● Supplied material
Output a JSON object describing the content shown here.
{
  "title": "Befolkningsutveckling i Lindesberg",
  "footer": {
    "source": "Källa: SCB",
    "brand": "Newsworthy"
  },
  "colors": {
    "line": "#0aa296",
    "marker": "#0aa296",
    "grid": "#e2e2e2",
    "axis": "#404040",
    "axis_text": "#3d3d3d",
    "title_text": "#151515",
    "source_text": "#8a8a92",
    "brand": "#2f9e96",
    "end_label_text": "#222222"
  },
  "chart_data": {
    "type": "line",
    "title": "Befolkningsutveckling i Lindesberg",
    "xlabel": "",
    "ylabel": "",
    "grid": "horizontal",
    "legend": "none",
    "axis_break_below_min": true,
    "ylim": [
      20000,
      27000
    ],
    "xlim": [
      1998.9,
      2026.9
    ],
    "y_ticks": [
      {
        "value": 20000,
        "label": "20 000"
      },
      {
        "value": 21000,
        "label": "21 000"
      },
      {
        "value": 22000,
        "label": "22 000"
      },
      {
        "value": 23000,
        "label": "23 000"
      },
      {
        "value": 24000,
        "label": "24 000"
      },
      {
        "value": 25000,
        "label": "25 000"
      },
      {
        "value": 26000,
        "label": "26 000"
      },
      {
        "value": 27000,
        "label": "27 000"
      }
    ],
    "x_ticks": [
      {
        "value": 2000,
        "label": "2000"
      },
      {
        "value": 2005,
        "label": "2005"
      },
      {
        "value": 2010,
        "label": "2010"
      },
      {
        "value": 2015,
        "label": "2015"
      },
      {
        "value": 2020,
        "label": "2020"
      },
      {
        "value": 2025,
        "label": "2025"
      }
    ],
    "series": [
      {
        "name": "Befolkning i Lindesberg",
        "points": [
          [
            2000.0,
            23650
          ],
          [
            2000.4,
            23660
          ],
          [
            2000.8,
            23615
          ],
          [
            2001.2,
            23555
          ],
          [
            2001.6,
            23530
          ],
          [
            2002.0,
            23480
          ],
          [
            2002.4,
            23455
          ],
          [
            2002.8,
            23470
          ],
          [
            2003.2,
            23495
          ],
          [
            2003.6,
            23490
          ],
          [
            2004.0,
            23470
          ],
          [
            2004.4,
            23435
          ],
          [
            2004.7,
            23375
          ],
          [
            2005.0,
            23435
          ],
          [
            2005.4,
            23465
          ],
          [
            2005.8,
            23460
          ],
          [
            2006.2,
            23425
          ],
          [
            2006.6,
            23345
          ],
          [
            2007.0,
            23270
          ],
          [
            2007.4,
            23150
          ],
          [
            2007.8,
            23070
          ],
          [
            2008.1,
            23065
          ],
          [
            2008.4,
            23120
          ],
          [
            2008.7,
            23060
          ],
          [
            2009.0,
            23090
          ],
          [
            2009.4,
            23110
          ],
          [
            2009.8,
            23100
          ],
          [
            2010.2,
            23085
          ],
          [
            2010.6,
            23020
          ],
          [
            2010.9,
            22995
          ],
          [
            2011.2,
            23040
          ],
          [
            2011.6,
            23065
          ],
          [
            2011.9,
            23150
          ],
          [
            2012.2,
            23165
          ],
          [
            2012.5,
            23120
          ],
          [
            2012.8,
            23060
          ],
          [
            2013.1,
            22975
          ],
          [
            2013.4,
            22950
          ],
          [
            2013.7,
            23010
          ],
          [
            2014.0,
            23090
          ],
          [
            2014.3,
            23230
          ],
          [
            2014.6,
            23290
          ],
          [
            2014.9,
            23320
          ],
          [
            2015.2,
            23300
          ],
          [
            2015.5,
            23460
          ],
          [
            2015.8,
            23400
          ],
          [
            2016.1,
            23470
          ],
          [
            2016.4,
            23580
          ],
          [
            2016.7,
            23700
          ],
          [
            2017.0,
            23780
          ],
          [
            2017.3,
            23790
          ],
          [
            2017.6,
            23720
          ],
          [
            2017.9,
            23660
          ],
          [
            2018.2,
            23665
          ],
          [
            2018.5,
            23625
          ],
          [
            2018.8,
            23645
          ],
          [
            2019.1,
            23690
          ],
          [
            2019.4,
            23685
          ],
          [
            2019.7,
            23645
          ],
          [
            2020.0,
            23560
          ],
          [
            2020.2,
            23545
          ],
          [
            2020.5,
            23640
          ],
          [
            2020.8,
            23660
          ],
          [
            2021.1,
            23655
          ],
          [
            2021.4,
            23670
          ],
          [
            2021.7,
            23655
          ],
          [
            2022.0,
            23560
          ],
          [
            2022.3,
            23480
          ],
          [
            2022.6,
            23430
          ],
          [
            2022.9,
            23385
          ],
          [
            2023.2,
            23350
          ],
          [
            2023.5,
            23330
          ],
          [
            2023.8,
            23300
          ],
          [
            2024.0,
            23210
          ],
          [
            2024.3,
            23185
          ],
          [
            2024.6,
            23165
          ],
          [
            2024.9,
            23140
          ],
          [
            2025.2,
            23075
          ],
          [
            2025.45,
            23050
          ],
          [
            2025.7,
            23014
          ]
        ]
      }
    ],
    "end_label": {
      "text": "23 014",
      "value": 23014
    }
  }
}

● Aim
Please reproduce each line exactly as written.

● Result
Output a JSON object describing the content shown here.
{
  "title": "Befolkningsutveckling i Lindesberg",
  "footer": {
    "source": "Källa: SCB",
    "brand": "Newsworthy"
  },
  "colors": {
    "line": "#0aa296",
    "marker": "#0aa296",
    "grid": "#e2e2e2",
    "axis": "#404040",
    "axis_text": "#3d3d3d",
    "title_text": "#151515",
    "source_text": "#8a8a92",
    "brand": "#2f9e96",
    "end_label_text": "#222222"
  },
  "chart_data": {
    "type": "line",
    "title": "Befolkningsutveckling i Lindesberg",
    "xlabel": "",
    "ylabel": "",
    "grid": "horizontal",
    "legend": "none",
    "axis_break_below_min": true,
    "ylim": [
      20000,
      27000
    ],
    "xlim": [
      1998.9,
      2026.9
    ],
    "y_ticks": [
      {
        "value": 20000,
        "label": "20 000"
      },
      {
        "value": 21000,
        "label": "21 000"
      },
      {
        "value": 22000,
        "label": "22 000"
      },
      {
        "value": 23000,
        "label": "23 000"
      },
      {
        "value": 24000,
        "label": "24 000"
      },
      {
        "value": 25000,
        "label": "25 000"
      },
      {
        "value": 26000,
        "label": "26 000"
      },
      {
        "value": 27000,
        "label": "27 000"
      }
    ],
    "x_ticks": [
      {
        "value": 2000,
        "label": "2000"
      },
      {
        "value": 2005,
        "label": "2005"
      },
      {
        "value": 2010,
        "label": "2010"
      },
      {
        "value": 2015,
        "label": "2015"
      },
      {
        "value": 2020,
        "label": "2020"
      },
      {
        "value": 2025,
        "label": "2025"
      }
    ],
    "series": [
      {
        "name": "Befolkning i Lindesberg",
        "points": [
          [
            2000.0,
            23650
          ],
          [
            2000.4,
            23660
          ],
          [
            2000.8,
            23615
          ],
          [
            2001.2,
            23555
          ],
          [
            2001.6,
            23530
          ],
          [
            2002.0,
            23480
          ],
          [
            2002.4,
            23455
          ],
          [
            2002.8,
            23470
          ],
          [
            2003.2,
            23495
          ],
          [
            2003.6,
            23490
          ],
          [
            2004.0,
            23470
          ],
          [
            2004.4,
            23435
          ],
          [
            2004.7,
            23375
          ],
          [
            2005.0,
            23435
          ],
          [
            2005.4,
            23465
          ],
          [
            2005.8,
            23460
          ],
          [
            2006.2,
            23425
          ],
          [
            2006.6,
            23345
          ],
          [
            2007.0,
            23270
          ],
          [
            2007.4,
            23150
          ],
          [
            2007.8,
            23070
          ],
          [
            2008.1,
            23065
          ],
          [
            2008.4,
            23120
          ],
          [
            2008.7,
            23060
          ],
          [
            2009.0,
            23090
          ],
          [
            2009.4,
            23110
          ],
          [
            2009.8,
            23100
          ],
          [
            2010.2,
            23085
          ],
          [
            2010.6,
            23020
          ],
          [
            2010.9,
            22995
          ],
          [
            2011.2,
            23040
          ],
          [
            2011.6,
            23065
          ],
          [
            2011.9,
            23150
          ],
          [
            2012.2,
            23165
          ],
          [
            2012.5,
            23120
          ],
          [
            2012.8,
            23060
          ],
          [
            2013.1,
            22975
          ],
          [
            2013.4,
            22950
          ],
          [
            2013.7,
            23010
          ],
          [
            2014.0,
            23090
          ],
          [
            2014.3,
            23230
          ],
          [
            2014.6,
            23290
          ],
          [
            2014.9,
            23320
          ],
          [
            2015.2,
            23300
          ],
          [
            2015.5,
            23460
          ],
          [
            2015.8,
            23400
          ],
          [
            2016.1,
            23470
          ],
          [
            2016.4,
            23580
          ],
          [
            2016.7,
            23700
          ],
          [
            2017.0,
            23780
          ],
          [
            2017.3,
            23790
          ],
          [
            2017.6,
            23720
          ],
          [
            2017.9,
            23660
          ],
          [
            2018.2,
            23665
          ],
          [
            2018.5,
            23625
          ],
          [
            2018.8,
            23645
          ],
          [
            2019.1,
            23690
          ],
          [
            2019.4,
            23685
          ],
          [
            2019.7,
            23645
          ],
          [
            2020.0,
            23560
          ],
          [
            2020.2,
            23545
          ],
          [
            2020.5,
            23640
          ],
          [
            2020.8,
            23660
          ],
          [
            2021.1,
            23655
          ],
          [
            2021.4,
            23670
          ],
          [
            2021.7,
            23655
          ],
          [
            2022.0,
            23560
          ],
          [
            2022.3,
            23480
          ],
          [
            2022.6,
            23430
          ],
          [
            2022.9,
            23385
          ],
          [
            2023.2,
            23350
          ],
          [
            2023.5,
            23330
          ],
          [
            2023.8,
            23300
          ],
          [
            2024.0,
            23210
          ],
          [
            2024.3,
            23185
          ],
          [
            2024.6,
            23165
          ],
          [
            2024.9,
            23140
          ],
          [
            2025.2,
            23075
          ],
          [
            2025.45,
            23050
          ],
          [
            2025.7,
            23014
          ]
        ]
      }
    ],
    "end_label": {
      "text": "23 014",
      "value": 23014
    }
  }
}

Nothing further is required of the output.